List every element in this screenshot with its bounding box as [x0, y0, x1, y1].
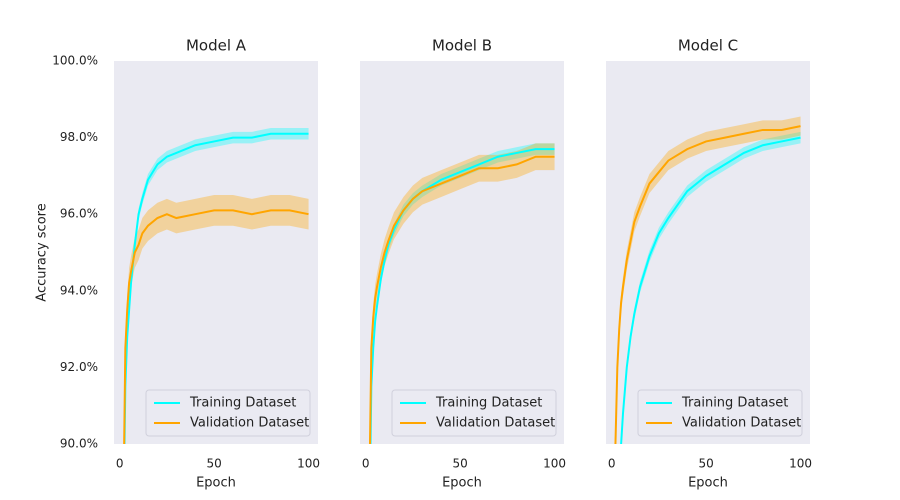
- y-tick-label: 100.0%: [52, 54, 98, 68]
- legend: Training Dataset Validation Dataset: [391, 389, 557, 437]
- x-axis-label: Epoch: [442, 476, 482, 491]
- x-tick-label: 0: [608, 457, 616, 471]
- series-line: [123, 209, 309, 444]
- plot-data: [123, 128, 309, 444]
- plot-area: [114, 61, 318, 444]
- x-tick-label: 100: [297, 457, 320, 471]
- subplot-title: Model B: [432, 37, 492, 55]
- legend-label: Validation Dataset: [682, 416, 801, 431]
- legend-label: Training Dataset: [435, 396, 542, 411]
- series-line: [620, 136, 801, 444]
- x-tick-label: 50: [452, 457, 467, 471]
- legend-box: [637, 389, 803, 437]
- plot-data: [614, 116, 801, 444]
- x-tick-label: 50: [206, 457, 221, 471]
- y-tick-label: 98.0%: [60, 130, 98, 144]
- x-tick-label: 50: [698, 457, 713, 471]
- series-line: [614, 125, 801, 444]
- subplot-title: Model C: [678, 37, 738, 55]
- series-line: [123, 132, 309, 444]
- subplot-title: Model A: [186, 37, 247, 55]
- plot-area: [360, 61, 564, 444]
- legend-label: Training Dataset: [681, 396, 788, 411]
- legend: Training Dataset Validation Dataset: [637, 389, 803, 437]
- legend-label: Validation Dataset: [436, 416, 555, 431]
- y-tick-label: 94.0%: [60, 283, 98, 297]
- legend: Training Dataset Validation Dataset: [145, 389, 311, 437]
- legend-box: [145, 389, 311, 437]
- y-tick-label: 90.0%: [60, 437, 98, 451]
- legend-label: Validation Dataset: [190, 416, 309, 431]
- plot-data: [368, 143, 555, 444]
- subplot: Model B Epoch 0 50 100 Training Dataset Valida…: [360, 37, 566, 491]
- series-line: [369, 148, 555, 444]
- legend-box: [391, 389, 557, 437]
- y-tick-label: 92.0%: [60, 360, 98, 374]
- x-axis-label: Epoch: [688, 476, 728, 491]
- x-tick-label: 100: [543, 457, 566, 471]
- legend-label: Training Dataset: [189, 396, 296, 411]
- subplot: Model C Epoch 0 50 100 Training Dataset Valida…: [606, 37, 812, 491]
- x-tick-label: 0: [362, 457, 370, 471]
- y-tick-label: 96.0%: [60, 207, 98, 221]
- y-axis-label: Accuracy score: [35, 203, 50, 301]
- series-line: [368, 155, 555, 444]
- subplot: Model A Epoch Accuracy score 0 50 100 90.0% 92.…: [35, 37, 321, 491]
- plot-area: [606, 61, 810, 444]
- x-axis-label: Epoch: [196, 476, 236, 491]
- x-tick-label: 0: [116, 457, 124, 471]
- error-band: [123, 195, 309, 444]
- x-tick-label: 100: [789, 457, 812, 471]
· · · ·
YOUR TASK: Reproduce the material above with each occurrence of "Validation Dataset" swapped for "Test Dataset", leaving every other character as it stands and omitting the pictures.

THE RESPONSE:
List every element in this screenshot with its bounding box as [x0, y0, x1, y1].
- y-tick-label: 100.0%: [52, 54, 98, 68]
- legend: Training Dataset Test Dataset: [391, 389, 557, 437]
- x-axis-label: Epoch: [442, 476, 482, 491]
- x-tick-label: 0: [608, 457, 616, 471]
- series-line: [123, 209, 309, 444]
- plot-data: [123, 128, 309, 444]
- plot-area: [114, 61, 318, 444]
- x-tick-label: 100: [297, 457, 320, 471]
- subplot-title: Model B: [432, 37, 492, 55]
- legend-label: Test Dataset: [682, 416, 801, 431]
- legend-label: Training Dataset: [435, 396, 542, 411]
- series-line: [620, 136, 801, 444]
- x-tick-label: 50: [452, 457, 467, 471]
- legend-box: [637, 389, 803, 437]
- plot-data: [614, 116, 801, 444]
- x-tick-label: 50: [206, 457, 221, 471]
- y-tick-label: 98.0%: [60, 130, 98, 144]
- x-tick-label: 50: [698, 457, 713, 471]
- series-line: [614, 125, 801, 444]
- subplot-title: Model C: [678, 37, 738, 55]
- series-line: [123, 132, 309, 444]
- subplot-title: Model A: [186, 37, 247, 55]
- plot-area: [360, 61, 564, 444]
- legend-label: Training Dataset: [681, 396, 788, 411]
- legend: Training Dataset Test Dataset: [637, 389, 803, 437]
- legend-label: Test Dataset: [436, 416, 555, 431]
- y-tick-label: 94.0%: [60, 283, 98, 297]
- legend: Training Dataset Test Dataset: [145, 389, 311, 437]
- legend-box: [145, 389, 311, 437]
- y-tick-label: 90.0%: [60, 437, 98, 451]
- legend-label: Test Dataset: [190, 416, 309, 431]
- plot-data: [368, 143, 555, 444]
- subplot: Model B Epoch 0 50 100 Training Dataset Valida…: [360, 37, 566, 491]
- series-line: [369, 148, 555, 444]
- legend-box: [391, 389, 557, 437]
- y-tick-label: 92.0%: [60, 360, 98, 374]
- x-axis-label: Epoch: [688, 476, 728, 491]
- x-tick-label: 100: [543, 457, 566, 471]
- legend-label: Training Dataset: [189, 396, 296, 411]
- subplot: Model C Epoch 0 50 100 Training Dataset Valida…: [606, 37, 812, 491]
- x-tick-label: 0: [362, 457, 370, 471]
- y-tick-label: 96.0%: [60, 207, 98, 221]
- y-axis-label: Accuracy score: [35, 203, 50, 301]
- series-line: [368, 155, 555, 444]
- subplot: Model A Epoch Accuracy score 0 50 100 90.0% 92.…: [35, 37, 321, 491]
- plot-area: [606, 61, 810, 444]
- x-axis-label: Epoch: [196, 476, 236, 491]
- x-tick-label: 0: [116, 457, 124, 471]
- error-band: [123, 195, 309, 444]
- x-tick-label: 100: [789, 457, 812, 471]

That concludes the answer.